* **EXERCISE INPUT**:
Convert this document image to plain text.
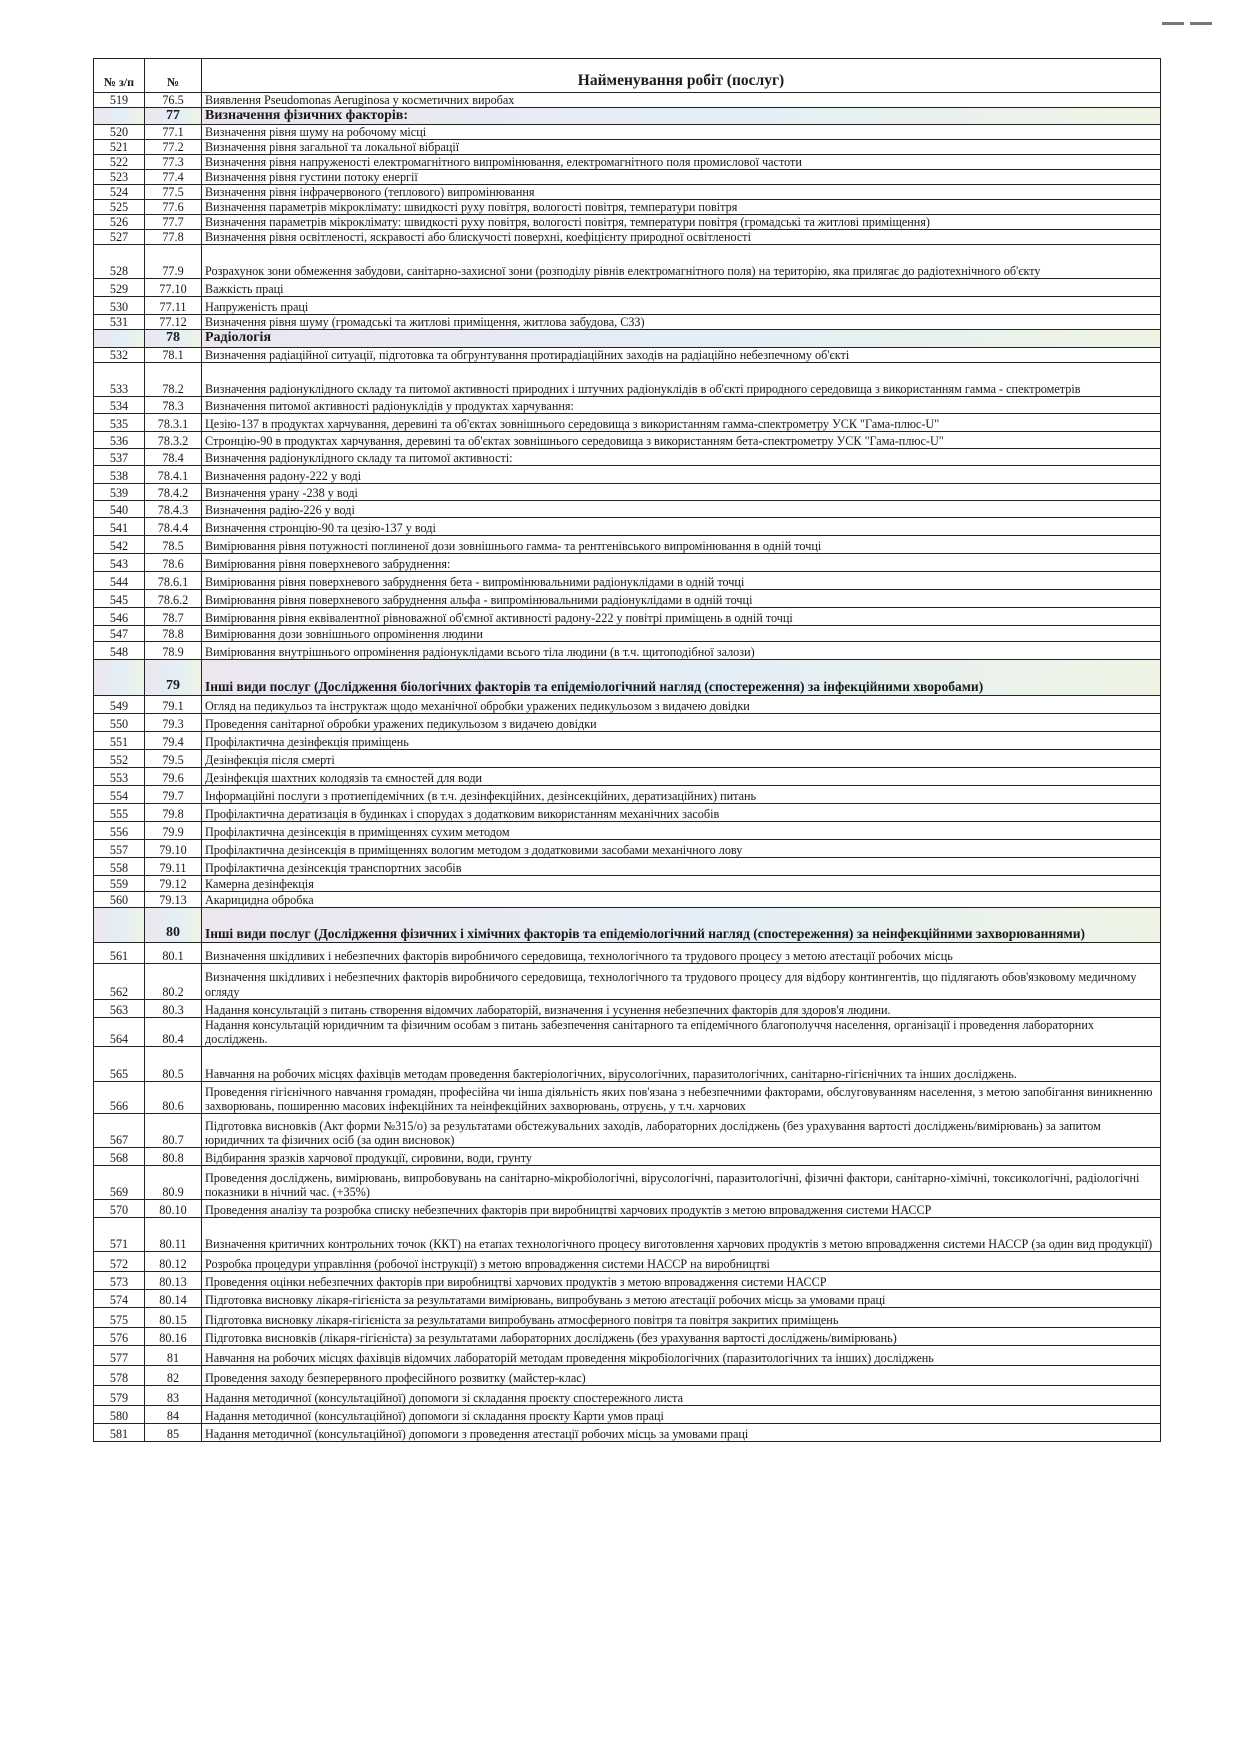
№ з/п	№	Найменування робіт (послуг)
519	76.5	Виявлення Pseudomonas Aeruginosa у косметичних виробах
	77	Визначення фізичних факторів:
520	77.1	Визначення рівня шуму на робочому місці
521	77.2	Визначення рівня загальної та локальної вібрації
522	77.3	Визначення рівня напруженості електромагнітного випромінювання, електромагнітного поля промислової частоти
523	77.4	Визначення рівня густини потоку енергії
524	77.5	Визначення рівня інфрачервоного (теплового) випромінювання
525	77.6	Визначення параметрів мікроклімату: швидкості руху повітря, вологості повітря, температури повітря
526	77.7	Визначення параметрів мікроклімату: швидкості руху повітря, вологості повітря, температури повітря (громадські та житлові приміщення)
527	77.8	Визначення рівня освітленості, яскравості або блискучості поверхні, коефіцієнту природної освітленості
528	77.9	Розрахунок зони обмеження забудови, санітарно-захисної зони (розподілу рівнів електромагнітного поля) на територію, яка прилягає до радіотехнічного об'єкту
529	77.10	Важкість праці
530	77.11	Напруженість праці
531	77.12	Визначення рівня шуму (громадські та житлові приміщення, житлова забудова, СЗЗ)
	78	Радіологія
532	78.1	Визначення радіаційної ситуації, підготовка та обгрунтування протирадіаційних заходів на радіаційно небезпечному об'єкті
533	78.2	Визначення радіонуклідного складу та питомої активності природних і штучних радіонуклідів в об'єкті природного середовища з використанням гамма - спектрометрів
534	78.3	Визначення питомої активності радіонуклідів у продуктах харчування:
535	78.3.1	Цезію-137 в продуктах харчування, деревині та об'єктах зовнішнього середовища з використанням гамма-спектрометру УСК "Гама-плюс-U"
536	78.3.2	Стронцію-90 в продуктах харчування, деревині та об'єктах зовнішнього середовища з використанням бета-спектрометру УСК "Гама-плюс-U"
537	78.4	Визначення радіонуклідного складу та питомої активності:
538	78.4.1	Визначення радону-222 у воді
539	78.4.2	Визначення урану -238 у воді
540	78.4.3	Визначення радію-226 у воді
541	78.4.4	Визначення стронцію-90 та цезію-137 у воді
542	78.5	Вимірювання рівня потужності поглиненої дози зовнішнього гамма- та рентгенівського випромінювання в одній точці
543	78.6	Вимірювання рівня поверхневого забруднення:
544	78.6.1	Вимірювання рівня поверхневого забруднення бета - випромінювальними радіонуклідами в одній точці
545	78.6.2	Вимірювання рівня поверхневого забруднення альфа - випромінювальними радіонуклідами в одній точці
546	78.7	Вимірювання рівня еквівалентної рівноважної об'ємної активності радону-222 у повітрі приміщень в одній точці
547	78.8	Вимірювання дози зовнішнього опромінення людини
548	78.9	Вимірювання внутрішнього опромінення радіонуклідами всього тіла людини (в т.ч. щитоподібної залози)
	79	Інші види послуг (Дослідження біологічних факторів та епідеміологічний нагляд (спостереження) за інфекційними хворобами)
549	79.1	Огляд на педикульоз та інструктаж щодо механічної обробки уражених педикульозом з видачею довідки
550	79.3	Проведення санітарної обробки уражених педикульозом з видачею довідки
551	79.4	Профілактична дезінфекція приміщень
552	79.5	Дезінфекція після смерті
553	79.6	Дезінфекція шахтних колодязів та ємностей для води
554	79.7	Інформаційні послуги з протиепідемічних (в т.ч. дезінфекційних, дезінсекційних, дератизаційних) питань
555	79.8	Профілактична дератизація в будинках і спорудах з додатковим використанням механічних засобів
556	79.9	Профілактична дезінсекція в приміщеннях сухим методом
557	79.10	Профілактична дезінсекція в приміщеннях вологим методом з додатковими засобами механічного лову
558	79.11	Профілактична дезінсекція транспортних засобів
559	79.12	Камерна дезінфекція
560	79.13	Акарицидна обробка
	80	Інші види послуг (Дослідження фізичних і хімічних факторів та епідеміологічний нагляд (спостереження) за неінфекційними захворюваннями)
561	80.1	Визначення шкідливих і небезпечних факторів виробничого середовища, технологічного та трудового процесу з метою атестації робочих місць
562	80.2	Визначення шкідливих і небезпечних факторів виробничого середовища, технологічного та трудового процесу для відбору контингентів, що підлягають обов'язковому медичному огляду
563	80.3	Надання консультацій з питань створення відомчих лабораторій, визначення і усунення небезпечних факторів для здоров'я людини.
564	80.4	Надання консультацій юридичним та фізичним особам з питань забезпечення санітарного та епідемічного благополуччя населення, організації і проведення лабораторних досліджень.
565	80.5	Навчання на робочих місцях фахівців методам проведення бактеріологічних, вірусологічних, паразитологічних, санітарно-гігієнічних та інших досліджень.
566	80.6	Проведення гігієнічного навчання громадян, професійна чи інша діяльність яких пов'язана з небезпечними факторами, обслуговуванням населення, з метою запобігання виникненню захворювань, поширенню масових інфекційних та неінфекційних захворювань, отруєнь, у т.ч. харчових
567	80.7	Підготовка висновків (Акт форми №315/о) за результатами обстежувальних заходів, лабораторних досліджень (без урахування вартості досліджень/вимірювань) за запитом юридичних та фізичних осіб (за один висновок)
568	80.8	Відбирання зразків харчової продукції, сировини, води, грунту
569	80.9	Проведення досліджень, вимірювань, випробовувань на санітарно-мікробіологічні, вірусологічні, паразитологічні, фізичні фактори, санітарно-хімічні, токсикологічні, радіологічні показники в нічний час. (+35%)
570	80.10	Проведення аналізу та розробка списку небезпечних факторів при виробництві харчових продуктів з метою впровадження системи НАССР
571	80.11	Визначення критичних контрольних точок (ККТ) на етапах технологічного процесу виготовлення харчових продуктів з метою впровадження системи НАССР (за один вид продукції)
572	80.12	Розробка процедури управління (робочої інструкції) з метою впровадження системи НАССР на виробництві
573	80.13	Проведення оцінки небезпечних факторів при виробництві харчових продуктів з метою впровадження системи НАССР
574	80.14	Підготовка висновку лікаря-гігієніста за результатами вимірювань, випробувань з метою атестації робочих місць за умовами праці
575	80.15	Підготовка висновку лікаря-гігієніста за результатами випробувань атмосферного повітря та повітря закритих приміщень
576	80.16	Підготовка висновків (лікаря-гігієніста) за результатами лабораторних досліджень (без урахування вартості досліджень/вимірювань)
577	81	Навчання на робочих місцях фахівців відомчих лабораторій методам проведення мікробіологічних (паразитологічних та інших) досліджень
578	82	Проведення заходу безперервного професійного розвитку (майстер-клас)
579	83	Надання методичної (консультаційної) допомоги зі складання проєкту спостережного листа
580	84	Надання методичної (консультаційної) допомоги зі складання проєкту Карти умов праці
581	85	Надання методичної (консультаційної) допомоги з проведення атестації робочих місць за умовами праці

* **REQUIRED WORK**:
Restate the whole listing above exactly, except for its images.

* **TASK ANSWER**:
Convert this document image to plain text.
№ з/п	№	Найменування робіт (послуг)
519	76.5	Виявлення Pseudomonas Aeruginosa у косметичних виробах
	77	Визначення фізичних факторів:
520	77.1	Визначення рівня шуму на робочому місці
521	77.2	Визначення рівня загальної та локальної вібрації
522	77.3	Визначення рівня напруженості електромагнітного випромінювання, електромагнітного поля промислової частоти
523	77.4	Визначення рівня густини потоку енергії
524	77.5	Визначення рівня інфрачервоного (теплового) випромінювання
525	77.6	Визначення параметрів мікроклімату: швидкості руху повітря, вологості повітря, температури повітря
526	77.7	Визначення параметрів мікроклімату: швидкості руху повітря, вологості повітря, температури повітря (громадські та житлові приміщення)
527	77.8	Визначення рівня освітленості, яскравості або блискучості поверхні, коефіцієнту природної освітленості
528	77.9	Розрахунок зони обмеження забудови, санітарно-захисної зони (розподілу рівнів електромагнітного поля) на територію, яка прилягає до радіотехнічного об'єкту
529	77.10	Важкість праці
530	77.11	Напруженість праці
531	77.12	Визначення рівня шуму (громадські та житлові приміщення, житлова забудова, СЗЗ)
	78	Радіологія
532	78.1	Визначення радіаційної ситуації, підготовка та обгрунтування протирадіаційних заходів на радіаційно небезпечному об'єкті
533	78.2	Визначення радіонуклідного складу та питомої активності природних і штучних радіонуклідів в об'єкті природного середовища з використанням гамма - спектрометрів
534	78.3	Визначення питомої активності радіонуклідів у продуктах харчування:
535	78.3.1	Цезію-137 в продуктах харчування, деревині та об'єктах зовнішнього середовища з використанням гамма-спектрометру УСК "Гама-плюс-U"
536	78.3.2	Стронцію-90 в продуктах харчування, деревині та об'єктах зовнішнього середовища з використанням бета-спектрометру УСК "Гама-плюс-U"
537	78.4	Визначення радіонуклідного складу та питомої активності:
538	78.4.1	Визначення радону-222 у воді
539	78.4.2	Визначення урану -238 у воді
540	78.4.3	Визначення радію-226 у воді
541	78.4.4	Визначення стронцію-90 та цезію-137 у воді
542	78.5	Вимірювання рівня потужності поглиненої дози зовнішнього гамма- та рентгенівського випромінювання в одній точці
543	78.6	Вимірювання рівня поверхневого забруднення:
544	78.6.1	Вимірювання рівня поверхневого забруднення бета - випромінювальними радіонуклідами в одній точці
545	78.6.2	Вимірювання рівня поверхневого забруднення альфа - випромінювальними радіонуклідами в одній точці
546	78.7	Вимірювання рівня еквівалентної рівноважної об'ємної активності радону-222 у повітрі приміщень в одній точці
547	78.8	Вимірювання дози зовнішнього опромінення людини
548	78.9	Вимірювання внутрішнього опромінення радіонуклідами всього тіла людини (в т.ч. щитоподібної залози)
	79	Інші види послуг (Дослідження біологічних факторів та епідеміологічний нагляд (спостереження) за інфекційними хворобами)
549	79.1	Огляд на педикульоз та інструктаж щодо механічної обробки уражених педикульозом з видачею довідки
550	79.3	Проведення санітарної обробки уражених педикульозом з видачею довідки
551	79.4	Профілактична дезінфекція приміщень
552	79.5	Дезінфекція після смерті
553	79.6	Дезінфекція шахтних колодязів та ємностей для води
554	79.7	Інформаційні послуги з протиепідемічних (в т.ч. дезінфекційних, дезінсекційних, дератизаційних) питань
555	79.8	Профілактична дератизація в будинках і спорудах з додатковим використанням механічних засобів
556	79.9	Профілактична дезінсекція в приміщеннях сухим методом
557	79.10	Профілактична дезінсекція в приміщеннях вологим методом з додатковими засобами механічного лову
558	79.11	Профілактична дезінсекція транспортних засобів
559	79.12	Камерна дезінфекція
560	79.13	Акарицидна обробка
	80	Інші види послуг (Дослідження фізичних і хімічних факторів та епідеміологічний нагляд (спостереження) за неінфекційними захворюваннями)
561	80.1	Визначення шкідливих і небезпечних факторів виробничого середовища, технологічного та трудового процесу з метою атестації робочих місць
562	80.2	Визначення шкідливих і небезпечних факторів виробничого середовища, технологічного та трудового процесу для відбору контингентів, що підлягають обов'язковому медичному огляду
563	80.3	Надання консультацій з питань створення відомчих лабораторій, визначення і усунення небезпечних факторів для здоров'я людини.
564	80.4	Надання консультацій юридичним та фізичним особам з питань забезпечення санітарного та епідемічного благополуччя населення, організації і проведення лабораторних досліджень.
565	80.5	Навчання на робочих місцях фахівців методам проведення бактеріологічних, вірусологічних, паразитологічних, санітарно-гігієнічних та інших досліджень.
566	80.6	Проведення гігієнічного навчання громадян, професійна чи інша діяльність яких пов'язана з небезпечними факторами, обслуговуванням населення, з метою запобігання виникненню захворювань, поширенню масових інфекційних та неінфекційних захворювань, отруєнь, у т.ч. харчових
567	80.7	Підготовка висновків (Акт форми №315/о) за результатами обстежувальних заходів, лабораторних досліджень (без урахування вартості досліджень/вимірювань) за запитом юридичних та фізичних осіб (за один висновок)
568	80.8	Відбирання зразків харчової продукції, сировини, води, грунту
569	80.9	Проведення досліджень, вимірювань, випробовувань на санітарно-мікробіологічні, вірусологічні, паразитологічні, фізичні фактори, санітарно-хімічні, токсикологічні, радіологічні показники в нічний час. (+35%)
570	80.10	Проведення аналізу та розробка списку небезпечних факторів при виробництві харчових продуктів з метою впровадження системи НАССР
571	80.11	Визначення критичних контрольних точок (ККТ) на етапах технологічного процесу виготовлення харчових продуктів з метою впровадження системи НАССР (за один вид продукції)
572	80.12	Розробка процедури управління (робочої інструкції) з метою впровадження системи НАССР на виробництві
573	80.13	Проведення оцінки небезпечних факторів при виробництві харчових продуктів з метою впровадження системи НАССР
574	80.14	Підготовка висновку лікаря-гігієніста за результатами вимірювань, випробувань з метою атестації робочих місць за умовами праці
575	80.15	Підготовка висновку лікаря-гігієніста за результатами випробувань атмосферного повітря та повітря закритих приміщень
576	80.16	Підготовка висновків (лікаря-гігієніста) за результатами лабораторних досліджень (без урахування вартості досліджень/вимірювань)
577	81	Навчання на робочих місцях фахівців відомчих лабораторій методам проведення мікробіологічних (паразитологічних та інших) досліджень
578	82	Проведення заходу безперервного професійного розвитку (майстер-клас)
579	83	Надання методичної (консультаційної) допомоги зі складання проєкту спостережного листа
580	84	Надання методичної (консультаційної) допомоги зі складання проєкту Карти умов праці
581	85	Надання методичної (консультаційної) допомоги з проведення атестації робочих місць за умовами праці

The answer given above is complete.